_The problem_.
Where does the string "Uprawnienia" appear in the records? Copy every line that contains it.

_Working data_.

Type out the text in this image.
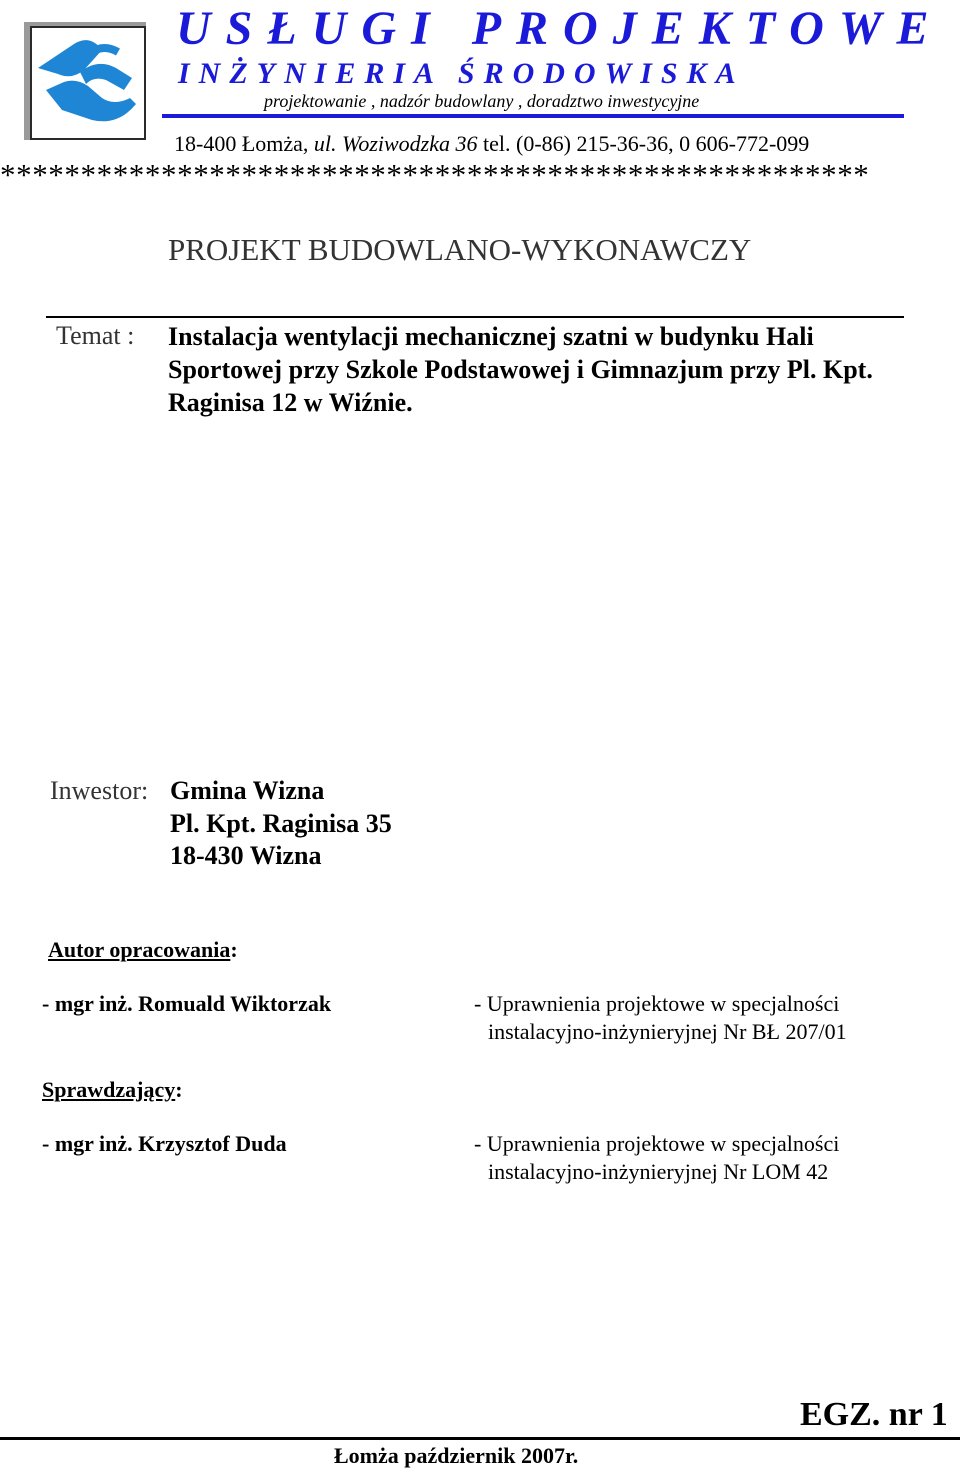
USŁUGI PROJEKTOWE
INŻYNIERIA ŚRODOWISKA
projektowanie , nadzór budowlany , doradztwo inwestycyjne
18-400 Łomża, ul. Woziwodzka 36 tel. (0-86) 215-36-36, 0 606-772-099
******************************************************
PROJEKT BUDOWLANO-WYKONAWCZY
Temat : Instalacja wentylacji mechanicznej szatni w budynku Hali
Sportowej przy Szkole Podstawowej i Gimnazjum przy Pl. Kpt.
Raginisa 12 w Wiźnie.
Inwestor: Gmina Wizna
Pl. Kpt. Raginisa 35
18-430 Wizna
Autor opracowania:
- mgr inż. Romuald Wiktorzak	- Uprawnienia projektowe w specjalności
instalacyjno-inżynieryjnej Nr BŁ 207/01
Sprawdzający:
- mgr inż. Krzysztof Duda	- Uprawnienia projektowe w specjalności
instalacyjno-inżynieryjnej Nr LOM 42
EGZ. nr 1
Łomża październik 2007r.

_Written solution_.
- mgr inż. Romuald Wiktorzak	- Uprawnienia projektowe w specjalności
- mgr inż. Krzysztof Duda	- Uprawnienia projektowe w specjalności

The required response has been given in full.